● **WHAT YOU ARE ASKED TO DO**: Find how many lines hold the word "value" and give that number only.

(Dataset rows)
[start]
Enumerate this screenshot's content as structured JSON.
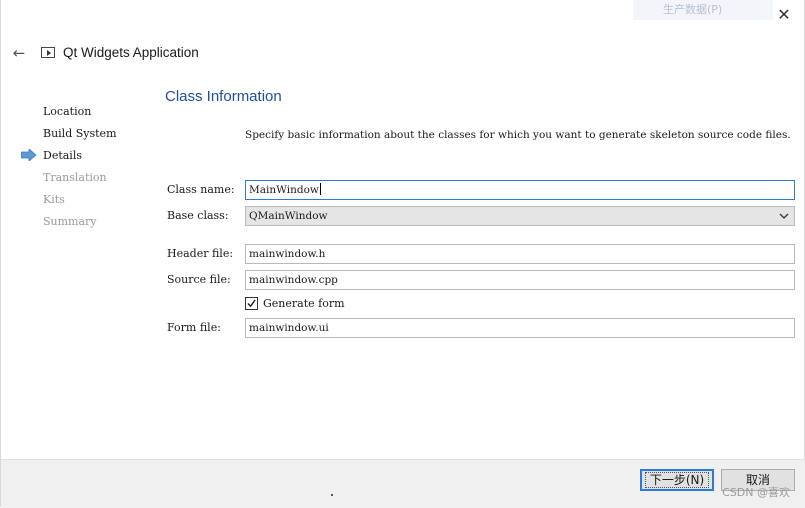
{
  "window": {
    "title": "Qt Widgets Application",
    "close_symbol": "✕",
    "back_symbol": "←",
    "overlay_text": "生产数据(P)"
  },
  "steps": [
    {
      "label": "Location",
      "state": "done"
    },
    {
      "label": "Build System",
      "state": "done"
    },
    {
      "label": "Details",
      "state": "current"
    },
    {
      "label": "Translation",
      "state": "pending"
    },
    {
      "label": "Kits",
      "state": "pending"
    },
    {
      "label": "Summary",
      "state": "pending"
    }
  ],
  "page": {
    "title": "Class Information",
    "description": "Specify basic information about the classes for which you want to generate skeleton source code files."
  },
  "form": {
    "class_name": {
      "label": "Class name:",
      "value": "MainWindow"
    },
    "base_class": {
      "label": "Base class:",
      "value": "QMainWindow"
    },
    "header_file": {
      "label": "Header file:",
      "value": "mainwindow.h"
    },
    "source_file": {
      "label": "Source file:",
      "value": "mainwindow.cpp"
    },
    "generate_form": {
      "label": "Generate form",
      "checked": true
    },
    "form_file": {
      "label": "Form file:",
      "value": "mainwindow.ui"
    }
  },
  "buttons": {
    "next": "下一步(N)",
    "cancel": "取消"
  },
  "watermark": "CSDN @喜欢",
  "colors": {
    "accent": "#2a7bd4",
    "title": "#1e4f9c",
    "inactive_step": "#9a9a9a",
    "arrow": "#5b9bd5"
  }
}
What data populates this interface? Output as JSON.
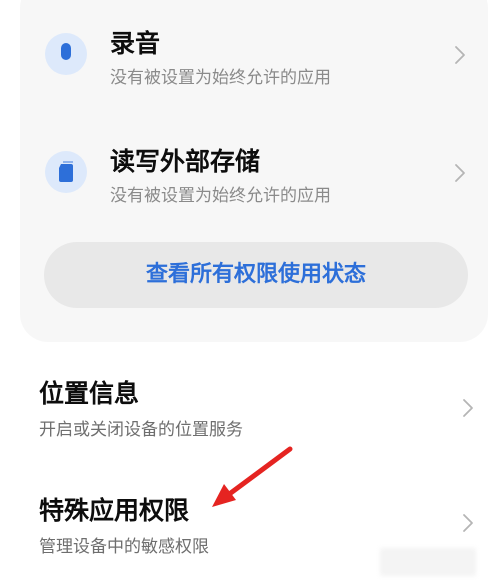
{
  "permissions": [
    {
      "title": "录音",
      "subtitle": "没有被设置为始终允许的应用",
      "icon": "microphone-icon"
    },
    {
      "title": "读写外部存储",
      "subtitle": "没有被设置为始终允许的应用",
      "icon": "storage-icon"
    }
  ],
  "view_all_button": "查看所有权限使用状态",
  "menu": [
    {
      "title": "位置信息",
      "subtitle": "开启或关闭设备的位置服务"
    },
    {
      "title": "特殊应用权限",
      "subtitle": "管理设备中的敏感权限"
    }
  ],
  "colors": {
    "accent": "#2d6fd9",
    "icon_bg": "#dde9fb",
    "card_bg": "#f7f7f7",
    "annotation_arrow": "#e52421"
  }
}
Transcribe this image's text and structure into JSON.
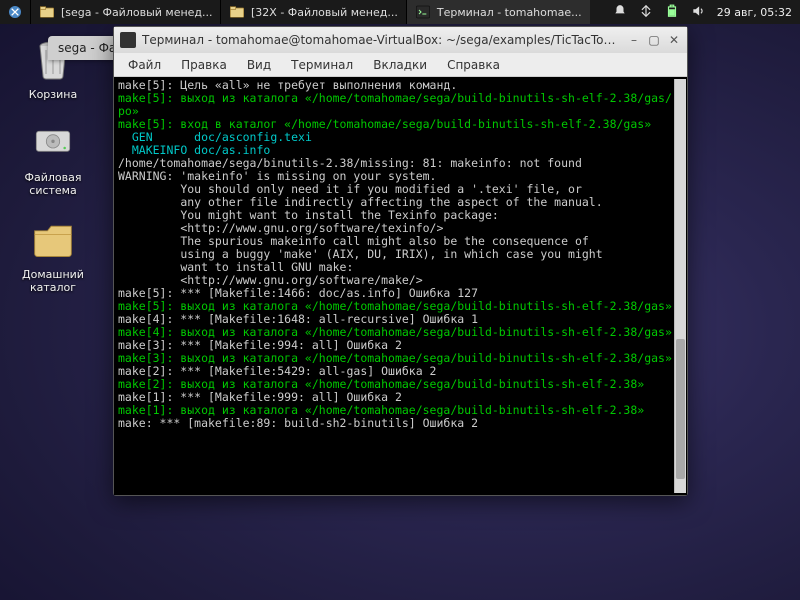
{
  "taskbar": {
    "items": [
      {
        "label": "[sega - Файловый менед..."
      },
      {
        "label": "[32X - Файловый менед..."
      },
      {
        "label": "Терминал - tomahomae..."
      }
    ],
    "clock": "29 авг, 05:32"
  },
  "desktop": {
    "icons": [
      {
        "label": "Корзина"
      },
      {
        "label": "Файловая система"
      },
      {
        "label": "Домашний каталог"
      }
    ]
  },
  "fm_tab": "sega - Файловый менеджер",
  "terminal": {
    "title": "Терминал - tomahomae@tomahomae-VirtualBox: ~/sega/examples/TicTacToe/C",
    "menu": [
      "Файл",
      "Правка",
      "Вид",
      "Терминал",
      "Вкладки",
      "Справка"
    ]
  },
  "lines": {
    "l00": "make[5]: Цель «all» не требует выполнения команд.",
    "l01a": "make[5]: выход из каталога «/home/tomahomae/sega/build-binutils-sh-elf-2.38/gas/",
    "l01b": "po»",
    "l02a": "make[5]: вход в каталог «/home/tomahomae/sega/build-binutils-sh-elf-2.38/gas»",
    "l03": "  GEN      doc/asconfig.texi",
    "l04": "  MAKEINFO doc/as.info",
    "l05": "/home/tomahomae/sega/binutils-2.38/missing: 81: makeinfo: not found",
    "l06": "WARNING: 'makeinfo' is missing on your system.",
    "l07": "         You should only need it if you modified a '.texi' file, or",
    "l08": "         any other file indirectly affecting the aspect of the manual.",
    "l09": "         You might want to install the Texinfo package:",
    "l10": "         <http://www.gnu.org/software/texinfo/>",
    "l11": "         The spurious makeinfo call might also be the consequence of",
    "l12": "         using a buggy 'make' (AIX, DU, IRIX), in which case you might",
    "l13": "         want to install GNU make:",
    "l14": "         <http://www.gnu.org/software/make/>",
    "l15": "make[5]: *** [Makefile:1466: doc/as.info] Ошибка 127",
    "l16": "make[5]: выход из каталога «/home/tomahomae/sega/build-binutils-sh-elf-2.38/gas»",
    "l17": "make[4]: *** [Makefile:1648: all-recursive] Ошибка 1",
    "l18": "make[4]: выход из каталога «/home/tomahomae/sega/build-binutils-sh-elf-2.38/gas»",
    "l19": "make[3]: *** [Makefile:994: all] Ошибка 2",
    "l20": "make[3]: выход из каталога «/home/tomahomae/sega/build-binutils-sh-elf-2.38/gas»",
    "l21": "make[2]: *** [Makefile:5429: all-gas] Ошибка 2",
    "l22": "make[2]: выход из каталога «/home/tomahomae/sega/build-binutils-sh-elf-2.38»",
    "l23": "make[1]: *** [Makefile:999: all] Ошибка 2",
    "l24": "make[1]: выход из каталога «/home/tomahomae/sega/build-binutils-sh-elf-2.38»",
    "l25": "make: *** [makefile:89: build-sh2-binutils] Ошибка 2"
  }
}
[end]
[start]
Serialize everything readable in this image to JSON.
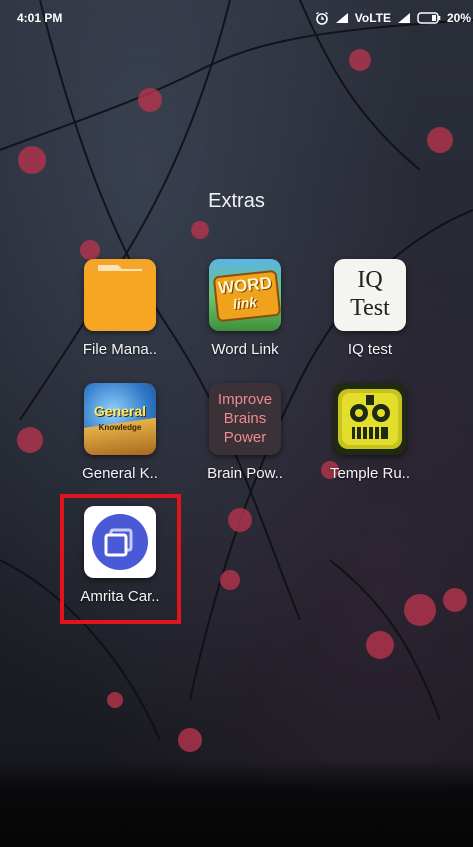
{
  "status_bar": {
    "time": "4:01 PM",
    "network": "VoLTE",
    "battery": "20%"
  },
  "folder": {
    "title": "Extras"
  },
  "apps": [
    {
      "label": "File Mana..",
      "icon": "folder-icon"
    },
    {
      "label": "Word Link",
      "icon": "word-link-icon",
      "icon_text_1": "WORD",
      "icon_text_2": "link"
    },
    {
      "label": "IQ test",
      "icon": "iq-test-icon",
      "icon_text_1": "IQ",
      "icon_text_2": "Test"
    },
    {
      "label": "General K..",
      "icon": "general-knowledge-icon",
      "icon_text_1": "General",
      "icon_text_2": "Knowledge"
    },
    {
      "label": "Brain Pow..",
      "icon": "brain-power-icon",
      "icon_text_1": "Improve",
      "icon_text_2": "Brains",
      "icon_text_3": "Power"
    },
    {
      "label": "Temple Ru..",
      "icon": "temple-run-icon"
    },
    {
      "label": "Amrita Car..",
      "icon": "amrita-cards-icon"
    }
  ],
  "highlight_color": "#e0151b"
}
[end]
● **THE COMPLETED TASK**: 5